**What the task requires**:
Would you retype all of these records exactly?

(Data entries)
--- Begin ---

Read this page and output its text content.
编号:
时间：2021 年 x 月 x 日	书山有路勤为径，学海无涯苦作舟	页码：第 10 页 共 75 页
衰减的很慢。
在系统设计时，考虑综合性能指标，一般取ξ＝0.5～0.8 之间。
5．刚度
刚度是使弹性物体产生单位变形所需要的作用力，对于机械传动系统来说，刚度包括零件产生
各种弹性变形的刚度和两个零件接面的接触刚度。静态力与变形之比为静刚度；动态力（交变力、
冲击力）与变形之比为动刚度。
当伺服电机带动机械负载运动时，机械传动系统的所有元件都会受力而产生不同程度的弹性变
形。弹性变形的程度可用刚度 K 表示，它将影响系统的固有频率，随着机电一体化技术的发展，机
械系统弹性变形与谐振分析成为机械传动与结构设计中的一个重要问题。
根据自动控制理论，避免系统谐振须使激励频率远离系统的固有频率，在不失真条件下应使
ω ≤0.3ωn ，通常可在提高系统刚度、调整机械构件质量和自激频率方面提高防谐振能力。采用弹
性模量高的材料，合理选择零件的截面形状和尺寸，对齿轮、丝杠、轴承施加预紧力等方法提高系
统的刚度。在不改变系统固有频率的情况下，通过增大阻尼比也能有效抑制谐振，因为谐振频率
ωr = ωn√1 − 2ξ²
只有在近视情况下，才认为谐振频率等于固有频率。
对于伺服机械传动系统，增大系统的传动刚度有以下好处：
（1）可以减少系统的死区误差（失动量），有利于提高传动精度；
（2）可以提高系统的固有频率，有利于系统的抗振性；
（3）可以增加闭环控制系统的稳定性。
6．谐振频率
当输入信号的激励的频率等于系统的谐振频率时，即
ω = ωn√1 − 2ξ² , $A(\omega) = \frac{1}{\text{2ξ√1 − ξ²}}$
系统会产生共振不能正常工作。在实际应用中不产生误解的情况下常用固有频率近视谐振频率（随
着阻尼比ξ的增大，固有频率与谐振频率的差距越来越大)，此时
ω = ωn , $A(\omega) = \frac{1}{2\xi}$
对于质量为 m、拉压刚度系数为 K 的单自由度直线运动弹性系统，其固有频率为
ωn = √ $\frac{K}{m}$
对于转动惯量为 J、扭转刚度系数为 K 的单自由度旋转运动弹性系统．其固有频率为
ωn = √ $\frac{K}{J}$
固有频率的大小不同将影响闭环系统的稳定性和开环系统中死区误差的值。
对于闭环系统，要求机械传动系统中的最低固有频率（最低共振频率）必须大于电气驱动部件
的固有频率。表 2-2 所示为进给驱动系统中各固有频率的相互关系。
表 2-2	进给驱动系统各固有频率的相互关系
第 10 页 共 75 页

--- End ---

**Complete output**:
Read this page and output its text content.
编号:
时间：2021 年 x 月 x 日	书山有路勤为径，学海无涯苦作舟	页码：第 10 页 共 75 页
衰减的很慢。
在系统设计时，考虑综合性能指标，一般取ξ＝0.5～0.8 之间。
5．刚度
刚度是使弹性物体产生单位变形所需要的作用力，对于机械传动系统来说，刚度包括零件产生
各种弹性变形的刚度和两个零件接面的接触刚度。静态力与变形之比为静刚度；动态力（交变力、
冲击力）与变形之比为动刚度。
当伺服电机带动机械负载运动时，机械传动系统的所有元件都会受力而产生不同程度的弹性变
形。弹性变形的程度可用刚度 K 表示，它将影响系统的固有频率，随着机电一体化技术的发展，机
械系统弹性变形与谐振分析成为机械传动与结构设计中的一个重要问题。
根据自动控制理论，避免系统谐振须使激励频率远离系统的固有频率，在不失真条件下应使
ω ≤0.3ωn ，通常可在提高系统刚度、调整机械构件质量和自激频率方面提高防谐振能力。采用弹
性模量高的材料，合理选择零件的截面形状和尺寸，对齿轮、丝杠、轴承施加预紧力等方法提高系
统的刚度。在不改变系统固有频率的情况下，通过增大阻尼比也能有效抑制谐振，因为谐振频率
ωr = ωn√1 − 2ξ²
只有在近视情况下，才认为谐振频率等于固有频率。
对于伺服机械传动系统，增大系统的传动刚度有以下好处：
（1）可以减少系统的死区误差（失动量），有利于提高传动精度；
（2）可以提高系统的固有频率，有利于系统的抗振性；
（3）可以增加闭环控制系统的稳定性。
6．谐振频率
当输入信号的激励的频率等于系统的谐振频率时，即
ω = ωn√1 − 2ξ² , $A(\omega) = \frac{1}{\text{2ξ√1 − ξ²}}$
系统会产生共振不能正常工作。在实际应用中不产生误解的情况下常用固有频率近视谐振频率（随
着阻尼比ξ的增大，固有频率与谐振频率的差距越来越大)，此时
ω = ωn , $A(\omega) = \frac{1}{2\xi}$
对于质量为 m、拉压刚度系数为 K 的单自由度直线运动弹性系统，其固有频率为
ωn = √ $\frac{K}{m}$
对于转动惯量为 J、扭转刚度系数为 K 的单自由度旋转运动弹性系统．其固有频率为
ωn = √ $\frac{K}{J}$
固有频率的大小不同将影响闭环系统的稳定性和开环系统中死区误差的值。
对于闭环系统，要求机械传动系统中的最低固有频率（最低共振频率）必须大于电气驱动部件
的固有频率。表 2-2 所示为进给驱动系统中各固有频率的相互关系。
表 2-2	进给驱动系统各固有频率的相互关系
第 10 页 共 75 页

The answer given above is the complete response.